What the task asks
Please continue the tumor marker coverage policy below, picking up after its last sentence.

Study text
Tumor markers are substances normally produced in low quantities by cells in the body. Detection of a higher-than-normal serum level by radioimmunoassay or immunohistochemical techniques usually indicates the presence of a certain type of cancer. Currently, the main use of tumor markers is to assess a cancer's response to treatment and to check for recurrence. In some types of cancer, tumor marker levels may reflect the extent or stage of the disease and can be useful in predicting how well the disease will respond to treatment.

This policy is designed to address medical guidelines that are appropriate for the majority of individuals with a particular disease, illness, or condition. Each person's unique clinical circumstances may warrant individual consideration, based on review of applicable medical records.

Policy Position Coverage is subject to the specific terms of the member’s benefit plan.

Prostate Specific Antigen (PSA) 
Prostate-specific antigen (PSA) may be considered medically necessary for ANY ONE of the following:

  • Staging; or
  • Monitoring response to therapy; or
  • Detecting disease recurrence.
Procedure Codes
84152, 84153, 84154, 86849



Alpha-fetoprotein (AFP) serum
Alpha-fetoprotein (AFP) serum may be considered medically necessary for ANY ONE of the following:

  • Serial measurements of alpha fetoprotein (AFP) to diagnose germ cell tumors in members with adenocarcinoma, or carcinoma not otherwise specified, involving mediastinal nodes; or the diagnosis and monitoring of hepatocellular carcinoma; or
  • Serial measurements of AFP and HCG together to diagnose and monitor testicular cancer.
Procedure Codes
82105, 84702, 86849



Carcinoembryonic Antigen (CEA)
Carcinoembryonic antigen (CEA) may be considered medically necessary for ANY ONE of the following:

  • As a preoperative prognostic indicator with known colorectal carcinoma or mucinous appendiceal carcinoma when it will assist in staging and surgical treatment planning; or
  • To detect asymptomatic recurrence of colorectal cancer after surgical and/or medical treatment for the diagnosis of colorectal cancer (not as a screening test for colorectal cancer); or
  • To monitor response to treatment for metastatic cancer.
Procedure Codes
82378, 86849



CA 125
CA 125 may be considered medically necessary when reported for patients with symptoms suggestive of ovarian cancer or in those with known ovarian cancer. It may also be considered medically necessary for patients with carcinomas of the fallopian tube, endometrium, and endocervix and may be associated with the presence of a malignant mesothelioma, as well as primary peritoneal carcinoma and metastatic adenoma cancer of unknown origin in the peritoneum.

Data shown

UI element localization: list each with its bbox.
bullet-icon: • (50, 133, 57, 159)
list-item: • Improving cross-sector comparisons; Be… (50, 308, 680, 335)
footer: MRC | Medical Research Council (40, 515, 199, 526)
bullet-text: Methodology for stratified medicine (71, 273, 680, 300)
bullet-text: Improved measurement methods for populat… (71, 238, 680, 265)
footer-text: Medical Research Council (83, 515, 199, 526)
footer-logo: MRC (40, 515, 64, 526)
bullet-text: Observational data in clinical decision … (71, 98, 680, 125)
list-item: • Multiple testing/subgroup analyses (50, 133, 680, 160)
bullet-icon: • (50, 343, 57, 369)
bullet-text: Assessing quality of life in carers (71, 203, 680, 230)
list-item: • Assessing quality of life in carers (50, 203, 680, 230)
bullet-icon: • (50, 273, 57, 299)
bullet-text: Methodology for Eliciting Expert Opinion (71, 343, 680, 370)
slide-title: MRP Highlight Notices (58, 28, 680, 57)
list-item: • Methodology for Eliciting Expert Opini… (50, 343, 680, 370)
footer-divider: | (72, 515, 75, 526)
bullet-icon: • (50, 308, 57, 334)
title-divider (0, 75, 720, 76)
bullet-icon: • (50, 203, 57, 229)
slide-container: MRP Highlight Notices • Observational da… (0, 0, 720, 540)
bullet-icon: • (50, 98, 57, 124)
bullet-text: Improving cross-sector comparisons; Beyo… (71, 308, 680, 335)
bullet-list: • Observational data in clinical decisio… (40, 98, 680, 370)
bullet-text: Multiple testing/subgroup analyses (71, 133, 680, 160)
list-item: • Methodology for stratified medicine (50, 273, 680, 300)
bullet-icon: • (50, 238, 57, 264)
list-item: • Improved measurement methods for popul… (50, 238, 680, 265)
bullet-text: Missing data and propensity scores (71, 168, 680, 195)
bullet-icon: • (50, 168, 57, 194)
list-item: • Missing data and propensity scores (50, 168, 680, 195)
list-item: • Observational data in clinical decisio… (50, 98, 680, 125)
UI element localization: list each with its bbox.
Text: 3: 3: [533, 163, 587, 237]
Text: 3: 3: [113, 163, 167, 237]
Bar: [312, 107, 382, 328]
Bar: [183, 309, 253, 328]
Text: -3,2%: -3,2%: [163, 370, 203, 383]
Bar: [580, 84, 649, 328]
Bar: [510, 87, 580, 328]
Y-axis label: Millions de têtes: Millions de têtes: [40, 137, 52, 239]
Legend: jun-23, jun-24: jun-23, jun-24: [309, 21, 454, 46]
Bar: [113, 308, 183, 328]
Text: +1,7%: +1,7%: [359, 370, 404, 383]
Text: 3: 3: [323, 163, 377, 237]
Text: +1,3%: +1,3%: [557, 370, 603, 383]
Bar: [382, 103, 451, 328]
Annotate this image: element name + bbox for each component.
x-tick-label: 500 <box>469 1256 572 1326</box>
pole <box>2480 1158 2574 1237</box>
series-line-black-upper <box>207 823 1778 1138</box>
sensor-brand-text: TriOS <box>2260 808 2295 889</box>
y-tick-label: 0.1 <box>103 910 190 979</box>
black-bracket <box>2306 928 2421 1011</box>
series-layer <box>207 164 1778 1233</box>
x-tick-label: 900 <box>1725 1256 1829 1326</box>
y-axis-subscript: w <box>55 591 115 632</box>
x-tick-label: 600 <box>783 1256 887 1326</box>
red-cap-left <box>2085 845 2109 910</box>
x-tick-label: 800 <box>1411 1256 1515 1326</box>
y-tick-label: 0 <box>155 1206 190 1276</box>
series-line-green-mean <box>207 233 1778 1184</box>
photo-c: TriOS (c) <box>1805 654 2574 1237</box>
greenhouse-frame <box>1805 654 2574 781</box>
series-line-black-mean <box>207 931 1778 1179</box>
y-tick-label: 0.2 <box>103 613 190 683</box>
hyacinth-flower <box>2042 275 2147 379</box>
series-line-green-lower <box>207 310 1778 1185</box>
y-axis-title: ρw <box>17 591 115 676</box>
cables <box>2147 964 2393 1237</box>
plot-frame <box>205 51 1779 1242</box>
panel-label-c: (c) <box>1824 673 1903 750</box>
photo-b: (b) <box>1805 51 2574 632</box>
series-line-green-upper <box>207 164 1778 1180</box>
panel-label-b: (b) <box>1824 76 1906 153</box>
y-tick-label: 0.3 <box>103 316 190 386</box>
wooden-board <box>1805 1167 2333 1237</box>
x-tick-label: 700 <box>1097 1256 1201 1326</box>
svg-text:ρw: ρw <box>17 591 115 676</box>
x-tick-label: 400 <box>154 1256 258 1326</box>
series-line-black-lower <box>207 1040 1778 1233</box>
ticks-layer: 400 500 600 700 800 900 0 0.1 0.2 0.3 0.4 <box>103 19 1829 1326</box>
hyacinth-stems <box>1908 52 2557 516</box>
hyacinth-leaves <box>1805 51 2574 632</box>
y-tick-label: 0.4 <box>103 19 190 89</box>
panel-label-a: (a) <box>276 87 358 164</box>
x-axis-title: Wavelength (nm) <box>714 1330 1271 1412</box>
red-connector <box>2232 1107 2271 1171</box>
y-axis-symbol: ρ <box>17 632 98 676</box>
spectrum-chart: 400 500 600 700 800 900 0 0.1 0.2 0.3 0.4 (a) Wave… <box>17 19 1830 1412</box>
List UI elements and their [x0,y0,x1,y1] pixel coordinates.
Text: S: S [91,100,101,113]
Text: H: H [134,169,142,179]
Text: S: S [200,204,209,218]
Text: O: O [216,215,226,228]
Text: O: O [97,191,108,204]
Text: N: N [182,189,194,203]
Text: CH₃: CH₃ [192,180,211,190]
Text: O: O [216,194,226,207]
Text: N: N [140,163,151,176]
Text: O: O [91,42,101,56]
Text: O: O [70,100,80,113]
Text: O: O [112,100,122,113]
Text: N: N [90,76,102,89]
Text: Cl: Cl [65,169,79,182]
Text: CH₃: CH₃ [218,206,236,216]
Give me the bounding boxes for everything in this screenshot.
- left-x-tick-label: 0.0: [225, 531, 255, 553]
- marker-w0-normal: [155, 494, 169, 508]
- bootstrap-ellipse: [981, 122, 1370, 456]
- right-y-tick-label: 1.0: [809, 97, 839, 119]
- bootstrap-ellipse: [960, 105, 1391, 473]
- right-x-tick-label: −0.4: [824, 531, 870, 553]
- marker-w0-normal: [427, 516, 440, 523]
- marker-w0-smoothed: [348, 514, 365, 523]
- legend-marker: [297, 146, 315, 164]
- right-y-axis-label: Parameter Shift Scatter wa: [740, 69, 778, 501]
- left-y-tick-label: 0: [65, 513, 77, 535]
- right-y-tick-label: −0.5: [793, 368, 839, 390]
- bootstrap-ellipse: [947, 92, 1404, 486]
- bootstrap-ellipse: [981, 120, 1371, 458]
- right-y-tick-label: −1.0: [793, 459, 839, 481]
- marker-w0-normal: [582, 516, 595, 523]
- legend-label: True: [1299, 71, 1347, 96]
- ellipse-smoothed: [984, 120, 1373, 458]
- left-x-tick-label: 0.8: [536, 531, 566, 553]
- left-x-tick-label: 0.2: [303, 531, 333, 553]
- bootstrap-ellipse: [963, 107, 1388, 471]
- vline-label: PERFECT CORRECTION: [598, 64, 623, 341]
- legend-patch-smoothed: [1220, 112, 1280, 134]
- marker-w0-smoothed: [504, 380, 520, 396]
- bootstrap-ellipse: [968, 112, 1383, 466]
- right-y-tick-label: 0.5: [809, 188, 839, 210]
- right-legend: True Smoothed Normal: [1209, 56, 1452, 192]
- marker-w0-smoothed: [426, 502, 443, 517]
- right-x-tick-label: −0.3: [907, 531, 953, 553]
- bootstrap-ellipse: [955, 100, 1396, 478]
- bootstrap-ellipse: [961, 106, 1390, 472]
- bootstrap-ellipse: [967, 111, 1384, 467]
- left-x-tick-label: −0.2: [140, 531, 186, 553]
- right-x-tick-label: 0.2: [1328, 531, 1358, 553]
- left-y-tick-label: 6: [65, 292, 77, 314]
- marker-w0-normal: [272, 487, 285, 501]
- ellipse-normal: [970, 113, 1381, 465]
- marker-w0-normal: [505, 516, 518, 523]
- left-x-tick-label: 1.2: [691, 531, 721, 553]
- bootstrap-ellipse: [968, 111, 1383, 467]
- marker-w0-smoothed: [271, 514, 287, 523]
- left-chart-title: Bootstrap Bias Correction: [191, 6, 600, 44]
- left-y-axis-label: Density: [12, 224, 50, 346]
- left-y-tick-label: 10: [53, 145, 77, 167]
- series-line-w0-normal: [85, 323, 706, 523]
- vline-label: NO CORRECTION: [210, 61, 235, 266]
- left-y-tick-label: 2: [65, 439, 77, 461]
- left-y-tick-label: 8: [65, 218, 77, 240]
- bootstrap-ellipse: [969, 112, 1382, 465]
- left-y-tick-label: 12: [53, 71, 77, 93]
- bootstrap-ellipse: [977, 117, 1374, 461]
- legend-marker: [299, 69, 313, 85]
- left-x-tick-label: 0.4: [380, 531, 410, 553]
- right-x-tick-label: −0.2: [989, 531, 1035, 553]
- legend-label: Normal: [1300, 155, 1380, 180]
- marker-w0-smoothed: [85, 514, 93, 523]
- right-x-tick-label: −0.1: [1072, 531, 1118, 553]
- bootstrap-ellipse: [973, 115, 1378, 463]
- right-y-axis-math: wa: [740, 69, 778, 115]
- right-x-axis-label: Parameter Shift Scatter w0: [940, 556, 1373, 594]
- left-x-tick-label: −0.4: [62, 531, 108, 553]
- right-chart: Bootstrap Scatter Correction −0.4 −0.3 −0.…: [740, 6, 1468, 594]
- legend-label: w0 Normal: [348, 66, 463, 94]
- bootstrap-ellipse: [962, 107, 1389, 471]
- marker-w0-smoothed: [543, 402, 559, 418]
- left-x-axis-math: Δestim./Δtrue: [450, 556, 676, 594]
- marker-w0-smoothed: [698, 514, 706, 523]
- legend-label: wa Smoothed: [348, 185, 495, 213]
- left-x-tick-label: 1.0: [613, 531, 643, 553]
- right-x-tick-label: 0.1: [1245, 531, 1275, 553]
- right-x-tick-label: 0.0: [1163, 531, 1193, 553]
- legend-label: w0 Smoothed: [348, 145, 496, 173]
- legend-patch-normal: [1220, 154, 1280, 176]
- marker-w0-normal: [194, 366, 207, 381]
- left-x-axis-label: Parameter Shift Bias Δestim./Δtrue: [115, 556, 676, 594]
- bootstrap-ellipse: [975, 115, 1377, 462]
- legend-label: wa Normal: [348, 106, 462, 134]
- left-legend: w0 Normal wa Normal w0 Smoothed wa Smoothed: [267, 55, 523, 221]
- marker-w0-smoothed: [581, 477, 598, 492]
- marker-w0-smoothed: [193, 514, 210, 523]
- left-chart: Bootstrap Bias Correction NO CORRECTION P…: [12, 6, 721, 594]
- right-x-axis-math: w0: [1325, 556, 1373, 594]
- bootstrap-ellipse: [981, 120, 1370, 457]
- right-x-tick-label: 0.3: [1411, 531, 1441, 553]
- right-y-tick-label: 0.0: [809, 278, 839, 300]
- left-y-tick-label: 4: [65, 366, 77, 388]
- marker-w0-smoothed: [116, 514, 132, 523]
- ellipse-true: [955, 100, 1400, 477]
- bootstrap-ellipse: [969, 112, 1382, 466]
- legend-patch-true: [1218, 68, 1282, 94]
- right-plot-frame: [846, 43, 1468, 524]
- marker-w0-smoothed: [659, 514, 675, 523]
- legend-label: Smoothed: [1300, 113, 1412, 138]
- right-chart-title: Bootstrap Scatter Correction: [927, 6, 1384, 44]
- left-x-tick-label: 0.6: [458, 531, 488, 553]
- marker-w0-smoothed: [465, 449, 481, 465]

Output for this task
CA 125 is not indicated for diagnosing or screening technique. Therefore, no payment should be made to rule out the covered diagnoses for these markers.

Procedure Codes
86304



CA 27.29 or CA 15-3
CA 27.29 or CA 15-3 may be considered medically necessary when reported for use in the management of patients with breast cancer.  The use of CA 27.29 or CA 15-3 for any other indication will be considered not medically necessary. The efficacy of these tests for any other reason has not been proven to change outcomes.

CA 27.29 or CA 15-3 is not indicated for diagnosing or screening technique. Therefore, no payment should be made to rule out the covered diagnoses for these markers.

Procedure Codes
86300



CA 19-9
CA 19-9 may be considered medically necessary when reported for monitoring response to treatment in patients with an established diagnosis of pancreatic and biliary ductal carcinoma. This test is not indicated for making the diagnosis of pancreatic or biliary cancer.

CA 19-9 is not indicated for diagnosing or screening technique. Therefore, no payment should be made to rule out the covered diagnoses for these markers.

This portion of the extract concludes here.